§ **Short problem**: Each line that includes the word "panel" counts once; give the total and nothing more.
### The input ###
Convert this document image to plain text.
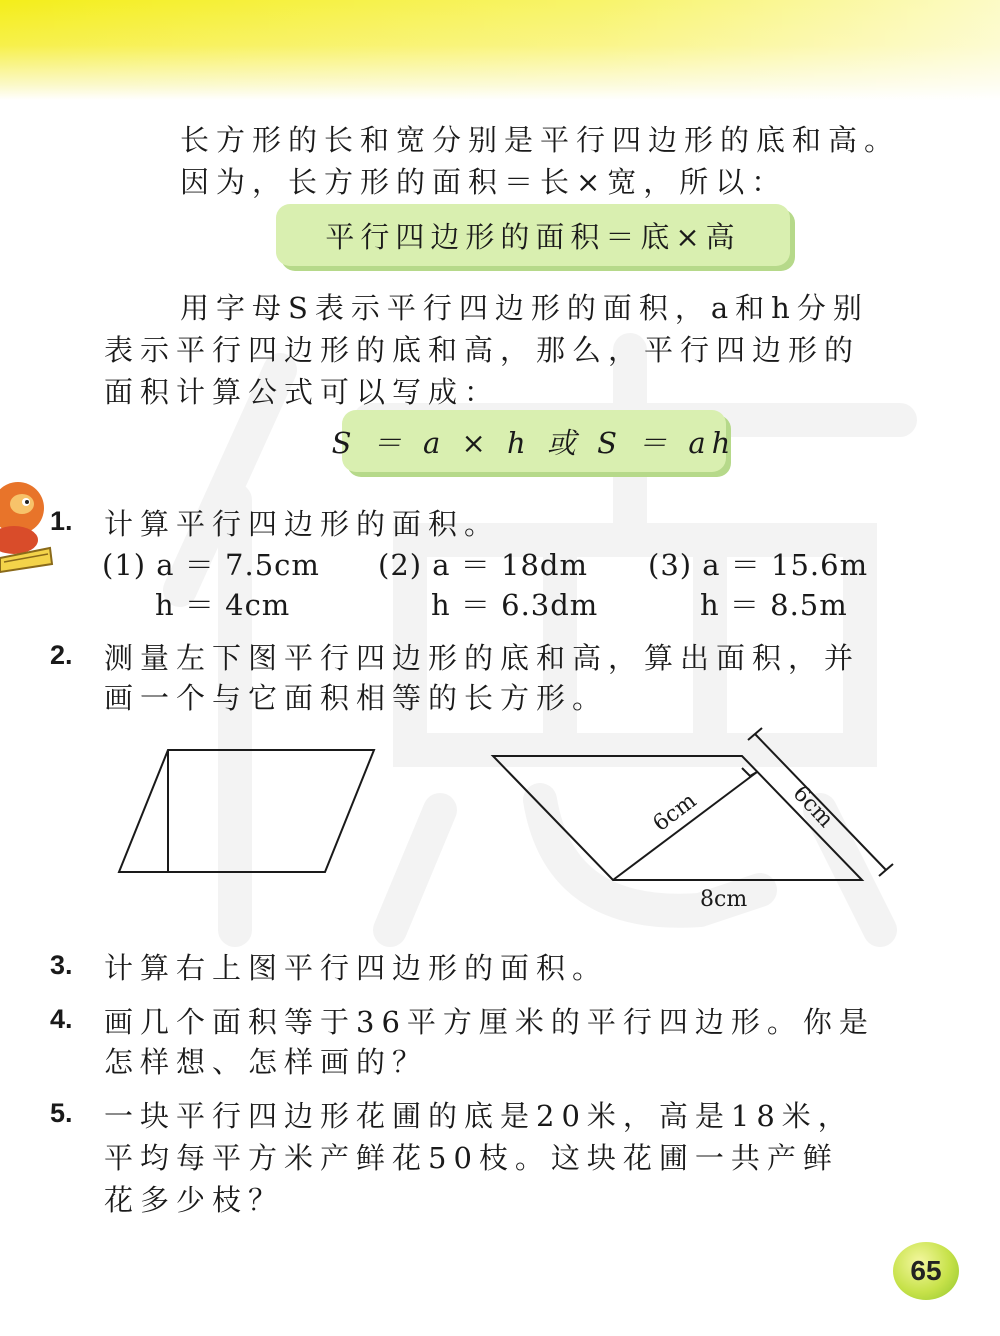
长方形的长和宽分别是平行四边形的底和高。
因为，长方形的面积＝长×宽，所以：
平行四边形的面积＝底×高
用字母S表示平行四边形的面积，a和h分别
表示平行四边形的底和高，那么，平行四边形的
面积计算公式可以写成：
S ＝ a × h 或 S ＝ ah
1. 计算平行四边形的面积。
(1) a ＝ 7.5cm
h ＝ 4cm
(2) a ＝ 18dm
h ＝ 6.3dm
(3) a ＝ 15.6m
h ＝ 8.5m
2. 测量左下图平行四边形的底和高，算出面积，并
画一个与它面积相等的长方形。
6cm	6cm
8cm
3. 计算右上图平行四边形的面积。
4. 画几个面积等于36平方厘米的平行四边形。你是
怎样想、怎样画的？
5. 一块平行四边形花圃的底是20米，高是18米，
平均每平方米产鲜花50枝。这块花圃一共产鲜
花多少枝？
65
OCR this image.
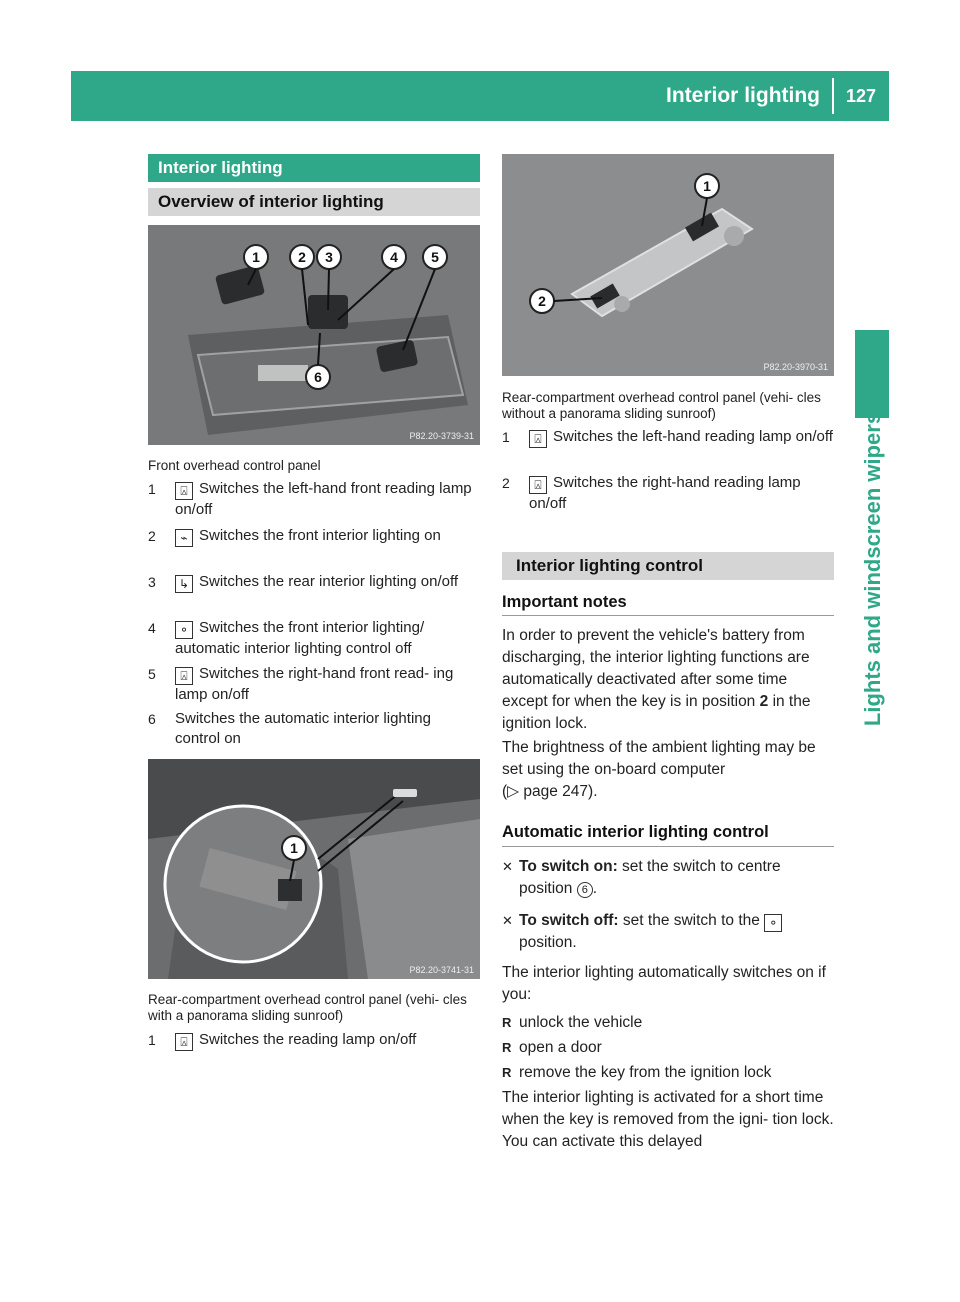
Interior lighting	127
Lights and windscreen wipers
Interior lighting
Overview of interior lighting
1	2 3	4 5
6
P82.20-3739-31
Front overhead control panel
1	⍓ Switches the left-hand front reading lamp on/off
2	⌁ Switches the front interior lighting on
3	↳ Switches the rear interior lighting on/off
4	⚬ Switches the front interior lighting/ automatic interior lighting control off
5	⍓ Switches the right-hand front read- ing lamp on/off
6	Switches the automatic interior lighting control on
1
P82.20-3741-31
Rear-compartment overhead control panel (vehi- cles with a panorama sliding sunroof)
1	⍓ Switches the reading lamp on/off
1
2
P82.20-3970-31
Rear-compartment overhead control panel (vehi- cles without a panorama sliding sunroof)
1	⍓ Switches the left-hand reading lamp on/off
2	⍓ Switches the right-hand reading lamp on/off
Interior lighting control
Important notes
In order to prevent the vehicle's battery from discharging, the interior lighting functions are automatically deactivated after some time except for when the key is in position 2 in the ignition lock.
The brightness of the ambient lighting may be set using the on-board computer
(▷ page 247).
Automatic interior lighting control
✕ To switch on: set the switch to centre position 6 .
✕ To switch off: set the switch to the ⚬
position.
The interior lighting automatically switches on if you:
R unlock the vehicle
R open a door
R remove the key from the ignition lock
The interior lighting is activated for a short time when the key is removed from the igni- tion lock. You can activate this delayed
###
§ **Result for this exercise**: 3